(DATA TO PROCESS)
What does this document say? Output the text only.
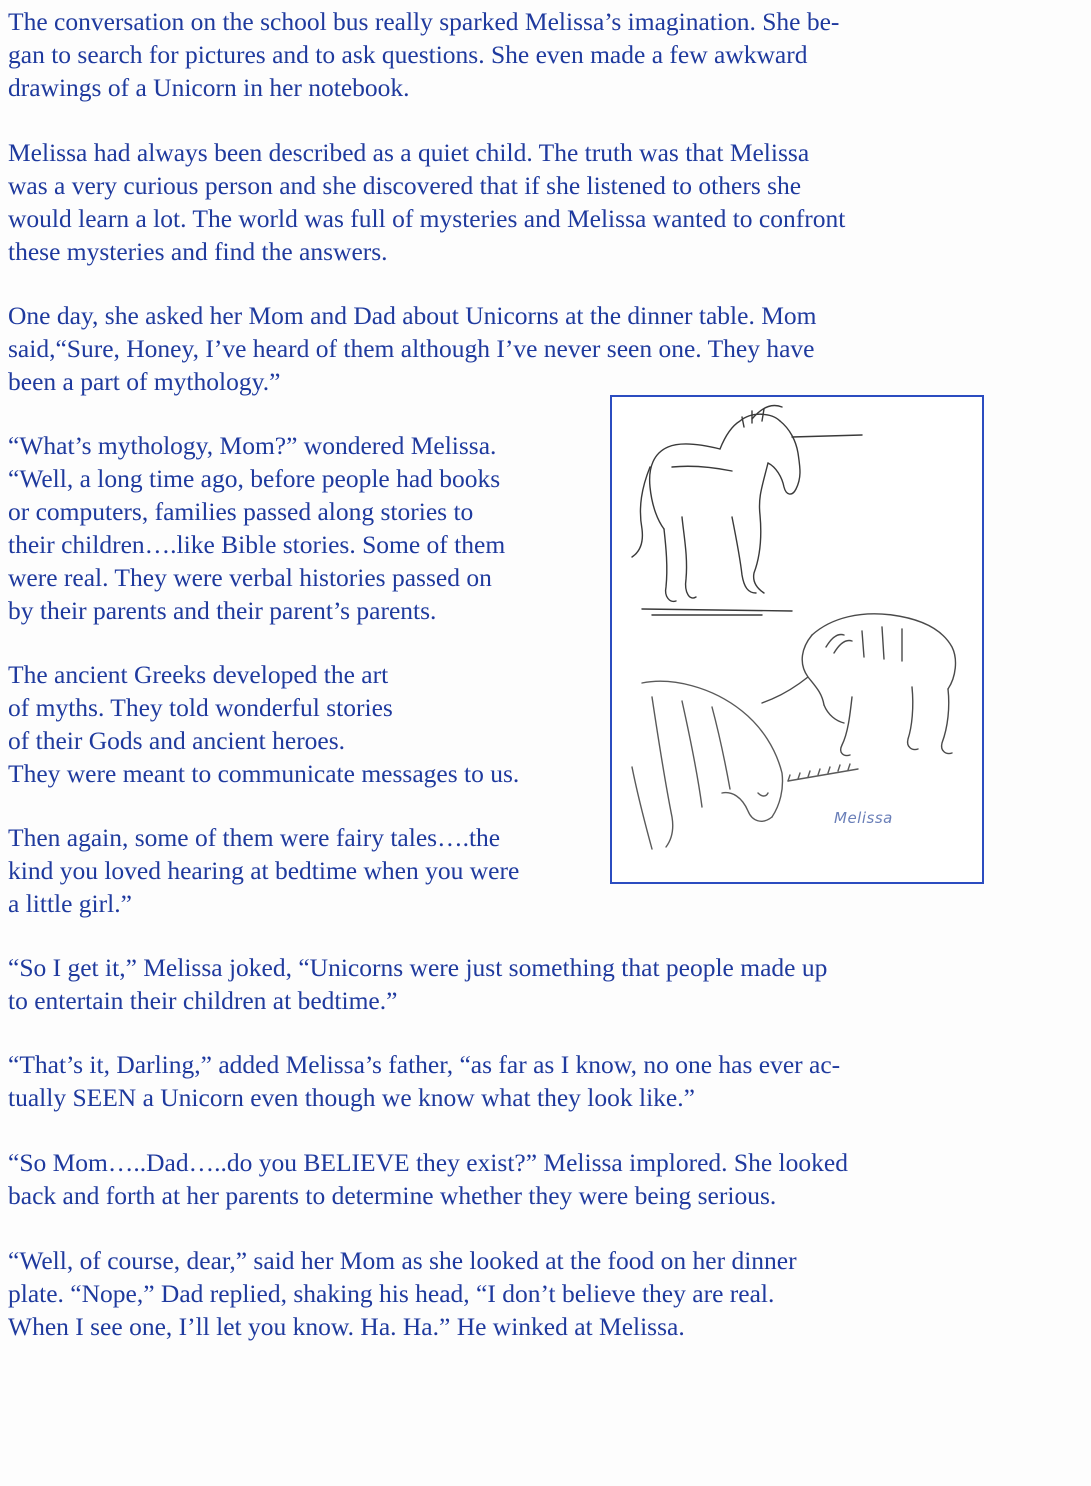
The conversation on the school bus really sparked Melissa’s imagination. She be-

gan to search for pictures and to ask questions. She even made a few awkward

drawings of a Unicorn in her notebook.

Melissa had always been described as a quiet child. The truth was that Melissa

was a very curious person and she discovered that if she listened to others she

would learn a lot. The world was full of mysteries and Melissa wanted to confront

these mysteries and find the answers.

One day, she asked her Mom and Dad about Unicorns at the dinner table. Mom

said,“Sure, Honey, I’ve heard of them although I’ve never seen one. They have

been a part of mythology.”

“What’s mythology, Mom?” wondered Melissa.

“Well, a long time ago, before people had books

or computers, families passed along stories to

their children….like Bible stories. Some of them

were real. They were verbal histories passed on

by their parents and their parent’s parents.

The ancient Greeks developed the art

of myths. They told wonderful stories

of their Gods and ancient heroes.

They were meant to communicate messages to us.

Then again, some of them were fairy tales….the

kind you loved hearing at bedtime when you were

a little girl.”

“So I get it,” Melissa joked, “Unicorns were just something that people made up

to entertain their children at bedtime.”

“That’s it, Darling,” added Melissa’s father, “as far as I know, no one has ever ac-

tually SEEN a Unicorn even though we know what they look like.”

“So Mom…..Dad…..do you BELIEVE they exist?” Melissa implored. She looked

back and forth at her parents to determine whether they were being serious.

“Well, of course, dear,” said her Mom as she looked at the food on her dinner

plate. “Nope,” Dad replied, shaking his head, “I don’t believe they are real.

When I see one, I’ll let you know. Ha. Ha.” He winked at Melissa.

Melissa
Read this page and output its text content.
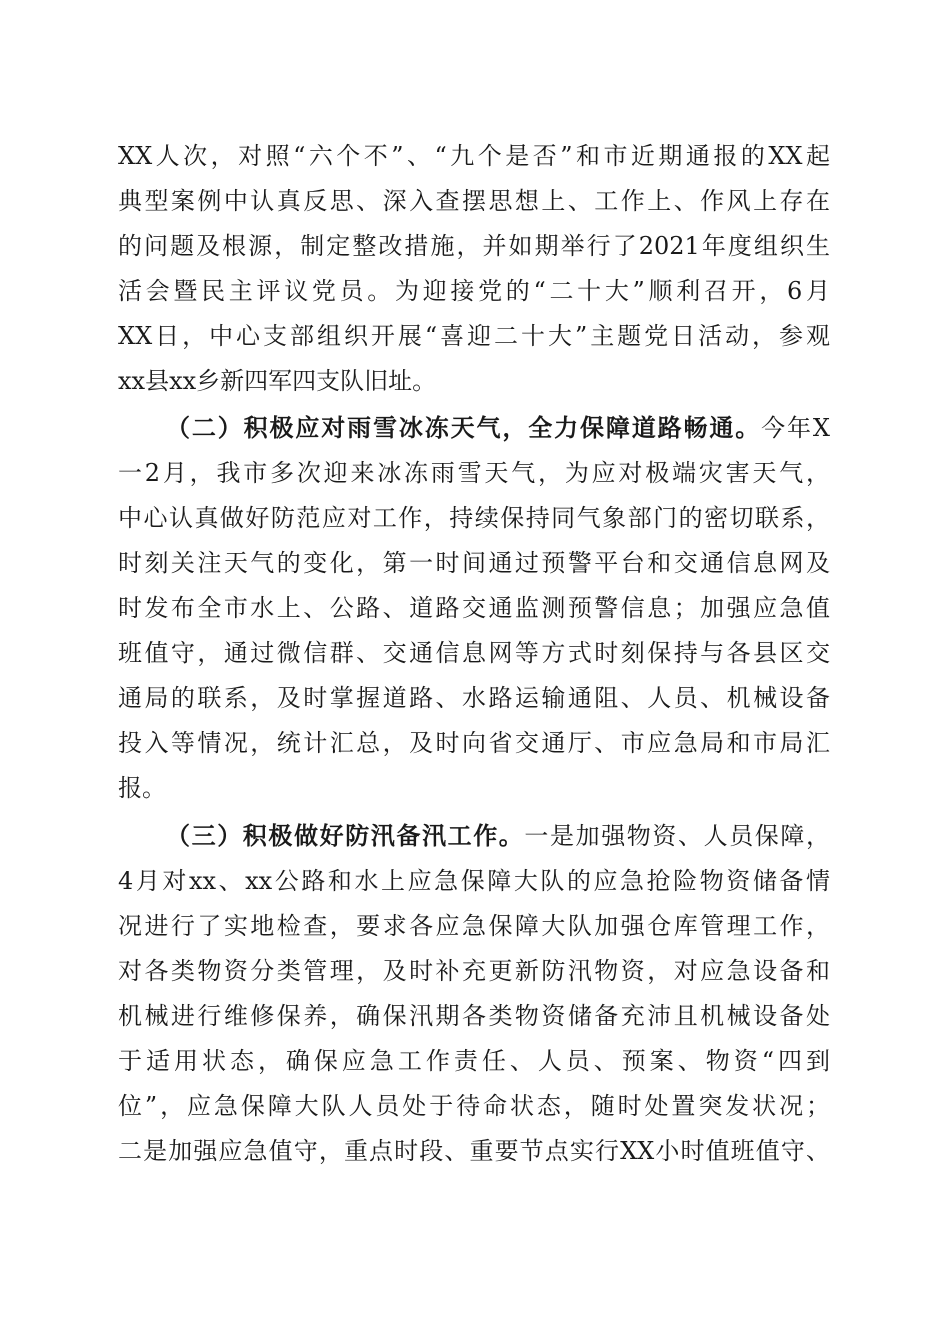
XX人次，对照“六个不”、“九个是否”和市近期通报的XX起
典型案例中认真反思、深入查摆思想上、工作上、作风上存在
的问题及根源，制定整改措施，并如期举行了2021年度组织生
活会暨民主评议党员。为迎接党的“二十大”顺利召开，6月
XX日，中心支部组织开展“喜迎二十大”主题党日活动，参观
xx县xx乡新四军四支队旧址。
（二）积极应对雨雪冰冻天气，全力保障道路畅通。今年X
一2月，我市多次迎来冰冻雨雪天气，为应对极端灾害天气，
中心认真做好防范应对工作，持续保持同气象部门的密切联系，
时刻关注天气的变化，第一时间通过预警平台和交通信息网及
时发布全市水上、公路、道路交通监测预警信息；加强应急值
班值守，通过微信群、交通信息网等方式时刻保持与各县区交
通局的联系，及时掌握道路、水路运输通阻、人员、机械设备
投入等情况，统计汇总，及时向省交通厅、市应急局和市局汇
报。
（三）积极做好防汛备汛工作。一是加强物资、人员保障，
4月对xx、xx公路和水上应急保障大队的应急抢险物资储备情
况进行了实地检查，要求各应急保障大队加强仓库管理工作，
对各类物资分类管理，及时补充更新防汛物资，对应急设备和
机械进行维修保养，确保汛期各类物资储备充沛且机械设备处
于适用状态，确保应急工作责任、人员、预案、物资“四到
位”，应急保障大队人员处于待命状态，随时处置突发状况；
二是加强应急值守，重点时段、重要节点实行XX小时值班值守、
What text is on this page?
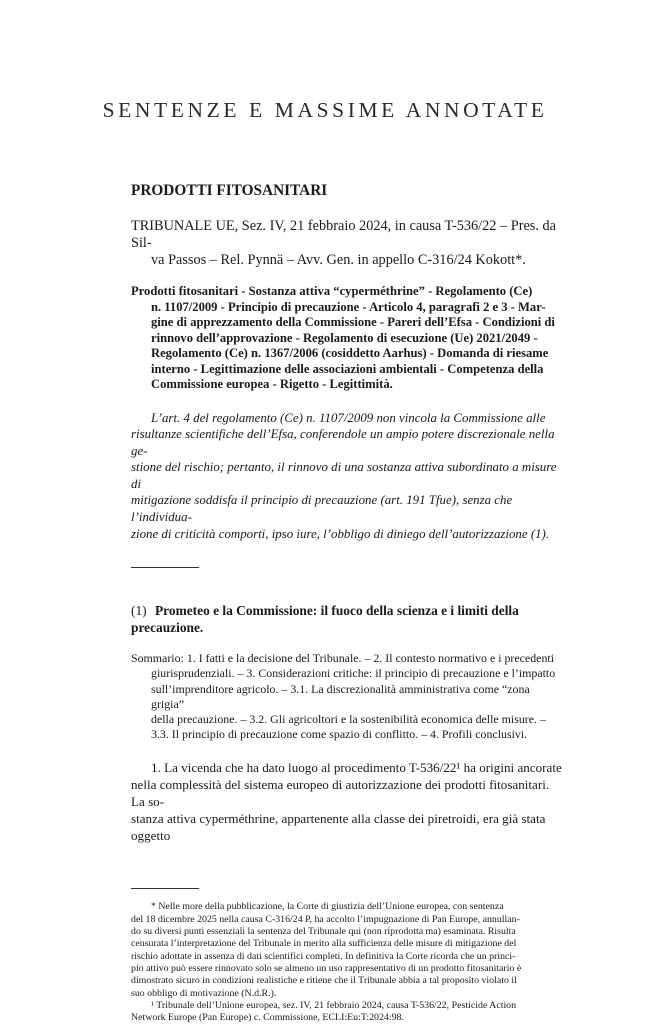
SENTENZE E MASSIME ANNOTATE
PRODOTTI FITOSANITARI

TRIBUNALE UE, Sez. IV, 21 febbraio 2024, in causa T-536/22 – Pres. da Sil-
va Passos – Rel. Pynnä – Avv. Gen. in appello C-316/24 Kokott*.

Prodotti fitosanitari - Sostanza attiva “cyperméthrine” - Regolamento (Ce)
n. 1107/2009 - Principio di precauzione - Articolo 4, paragrafi 2 e 3 - Mar-
gine di apprezzamento della Commissione - Pareri dell’Efsa - Condizioni di
rinnovo dell’approvazione - Regolamento di esecuzione (Ue) 2021/2049 -
Regolamento (Ce) n. 1367/2006 (cosiddetto Aarhus) - Domanda di riesame
interno - Legittimazione delle associazioni ambientali - Competenza della
Commissione europea - Rigetto - Legittimità.

L’art. 4 del regolamento (Ce) n. 1107/2009 non vincola la Commissione alle
risultanze scientifiche dell’Efsa, conferendole un ampio potere discrezionale nella ge-
stione del rischio; pertanto, il rinnovo di una sostanza attiva subordinato a misure di
mitigazione soddisfa il principio di precauzione (art. 191 Tfue), senza che l’individua-
zione di criticità comporti, ipso iure, l’obbligo di diniego dell’autorizzazione (1).

(1) Prometeo e la Commissione: il fuoco della scienza e i limiti della precauzione.

Sommario: 1. I fatti e la decisione del Tribunale. – 2. Il contesto normativo e i precedenti
giurisprudenziali. – 3. Considerazioni critiche: il principio di precauzione e l’impatto
sull’imprenditore agricolo. – 3.1. La discrezionalità amministrativa come “zona grigia”
della precauzione. – 3.2. Gli agricoltori e la sostenibilità economica delle misure. –
3.3. Il principio di precauzione come spazio di conflitto. – 4. Profili conclusivi.

1. La vicenda che ha dato luogo al procedimento T-536/22¹ ha origini ancorate
nella complessità del sistema europeo di autorizzazione dei prodotti fitosanitari. La so-
stanza attiva cyperméthrine, appartenente alla classe dei piretroidi, era già stata oggetto

* Nelle more della pubblicazione, la Corte di giustizia dell’Unione europea, con sentenza
del 18 dicembre 2025 nella causa C-316/24 P, ha accolto l’impugnazione di Pan Europe, annullan-
do su diversi punti essenziali la sentenza del Tribunale qui (non riprodotta ma) esaminata. Risulta
censurata l’interpretazione del Tribunale in merito alla sufficienza delle misure di mitigazione del
rischio adottate in assenza di dati scientifici completi. In definitiva la Corte ricorda che un princi-
pio attivo può essere rinnovato solo se almeno un uso rappresentativo di un prodotto fitosanitario è
dimostrato sicuro in condizioni realistiche e ritiene che il Tribunale abbia a tal proposito violato il
suo obbligo di motivazione (N.d.R.).
¹ Tribunale dell’Unione europea, sez. IV, 21 febbraio 2024, causa T-536/22, Pesticide Action
Network Europe (Pan Europe) c. Commissione, ECLI:Eu:T:2024:98.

(PROBLEM REQUIREMENTS)
Leave the pictures out and output the rest of the listing exactly.

(RESPONSE)
What does this document say? Output the text only.
The conversation on the school bus really sparked Melissa’s imagination. She be-

gan to search for pictures and to ask questions. She even made a few awkward

drawings of a Unicorn in her notebook.

Melissa had always been described as a quiet child. The truth was that Melissa

was a very curious person and she discovered that if she listened to others she

would learn a lot. The world was full of mysteries and Melissa wanted to confront

these mysteries and find the answers.

One day, she asked her Mom and Dad about Unicorns at the dinner table. Mom

said,“Sure, Honey, I’ve heard of them although I’ve never seen one. They have

been a part of mythology.”

“What’s mythology, Mom?” wondered Melissa.

“Well, a long time ago, before people had books

or computers, families passed along stories to

their children….like Bible stories. Some of them

were real. They were verbal histories passed on

by their parents and their parent’s parents.

The ancient Greeks developed the art

of myths. They told wonderful stories

of their Gods and ancient heroes.

They were meant to communicate messages to us.

Then again, some of them were fairy tales….the

kind you loved hearing at bedtime when you were

a little girl.”

“So I get it,” Melissa joked, “Unicorns were just something that people made up

to entertain their children at bedtime.”

“That’s it, Darling,” added Melissa’s father, “as far as I know, no one has ever ac-

tually SEEN a Unicorn even though we know what they look like.”

“So Mom…..Dad…..do you BELIEVE they exist?” Melissa implored. She looked

back and forth at her parents to determine whether they were being serious.

“Well, of course, dear,” said her Mom as she looked at the food on her dinner

plate. “Nope,” Dad replied, shaking his head, “I don’t believe they are real.

When I see one, I’ll let you know. Ha. Ha.” He winked at Melissa.

Melissa
Read this page and output its text content.
XX人次，对照“六个不”、“九个是否”和市近期通报的XX起
典型案例中认真反思、深入查摆思想上、工作上、作风上存在
的问题及根源，制定整改措施，并如期举行了2021年度组织生
活会暨民主评议党员。为迎接党的“二十大”顺利召开，6月
XX日，中心支部组织开展“喜迎二十大”主题党日活动，参观
xx县xx乡新四军四支队旧址。
（二）积极应对雨雪冰冻天气，全力保障道路畅通。今年X
一2月，我市多次迎来冰冻雨雪天气，为应对极端灾害天气，
中心认真做好防范应对工作，持续保持同气象部门的密切联系，
时刻关注天气的变化，第一时间通过预警平台和交通信息网及
时发布全市水上、公路、道路交通监测预警信息；加强应急值
班值守，通过微信群、交通信息网等方式时刻保持与各县区交
通局的联系，及时掌握道路、水路运输通阻、人员、机械设备
投入等情况，统计汇总，及时向省交通厅、市应急局和市局汇
报。
（三）积极做好防汛备汛工作。一是加强物资、人员保障，
4月对xx、xx公路和水上应急保障大队的应急抢险物资储备情
况进行了实地检查，要求各应急保障大队加强仓库管理工作，
对各类物资分类管理，及时补充更新防汛物资，对应急设备和
机械进行维修保养，确保汛期各类物资储备充沛且机械设备处
于适用状态，确保应急工作责任、人员、预案、物资“四到
位”，应急保障大队人员处于待命状态，随时处置突发状况；
二是加强应急值守，重点时段、重要节点实行XX小时值班值守、
What text is on this page?
SENTENZE E MASSIME ANNOTATE
PRODOTTI FITOSANITARI

TRIBUNALE UE, Sez. IV, 21 febbraio 2024, in causa T-536/22 – Pres. da Sil-
va Passos – Rel. Pynnä – Avv. Gen. in appello C-316/24 Kokott*.

Prodotti fitosanitari - Sostanza attiva “cyperméthrine” - Regolamento (Ce)
n. 1107/2009 - Principio di precauzione - Articolo 4, paragrafi 2 e 3 - Mar-
gine di apprezzamento della Commissione - Pareri dell’Efsa - Condizioni di
rinnovo dell’approvazione - Regolamento di esecuzione (Ue) 2021/2049 -
Regolamento (Ce) n. 1367/2006 (cosiddetto Aarhus) - Domanda di riesame
interno - Legittimazione delle associazioni ambientali - Competenza della
Commissione europea - Rigetto - Legittimità.

L’art. 4 del regolamento (Ce) n. 1107/2009 non vincola la Commissione alle
risultanze scientifiche dell’Efsa, conferendole un ampio potere discrezionale nella ge-
stione del rischio; pertanto, il rinnovo di una sostanza attiva subordinato a misure di
mitigazione soddisfa il principio di precauzione (art. 191 Tfue), senza che l’individua-
zione di criticità comporti, ipso iure, l’obbligo di diniego dell’autorizzazione (1).

(1) Prometeo e la Commissione: il fuoco della scienza e i limiti della precauzione.

Sommario: 1. I fatti e la decisione del Tribunale. – 2. Il contesto normativo e i precedenti
giurisprudenziali. – 3. Considerazioni critiche: il principio di precauzione e l’impatto
sull’imprenditore agricolo. – 3.1. La discrezionalità amministrativa come “zona grigia”
della precauzione. – 3.2. Gli agricoltori e la sostenibilità economica delle misure. –
3.3. Il principio di precauzione come spazio di conflitto. – 4. Profili conclusivi.

1. La vicenda che ha dato luogo al procedimento T-536/22¹ ha origini ancorate
nella complessità del sistema europeo di autorizzazione dei prodotti fitosanitari. La so-
stanza attiva cyperméthrine, appartenente alla classe dei piretroidi, era già stata oggetto

* Nelle more della pubblicazione, la Corte di giustizia dell’Unione europea, con sentenza
del 18 dicembre 2025 nella causa C-316/24 P, ha accolto l’impugnazione di Pan Europe, annullan-
do su diversi punti essenziali la sentenza del Tribunale qui (non riprodotta ma) esaminata. Risulta
censurata l’interpretazione del Tribunale in merito alla sufficienza delle misure di mitigazione del
rischio adottate in assenza di dati scientifici completi. In definitiva la Corte ricorda che un princi-
pio attivo può essere rinnovato solo se almeno un uso rappresentativo di un prodotto fitosanitario è
dimostrato sicuro in condizioni realistiche e ritiene che il Tribunale abbia a tal proposito violato il
suo obbligo di motivazione (N.d.R.).
¹ Tribunale dell’Unione europea, sez. IV, 21 febbraio 2024, causa T-536/22, Pesticide Action
Network Europe (Pan Europe) c. Commissione, ECLI:Eu:T:2024:98.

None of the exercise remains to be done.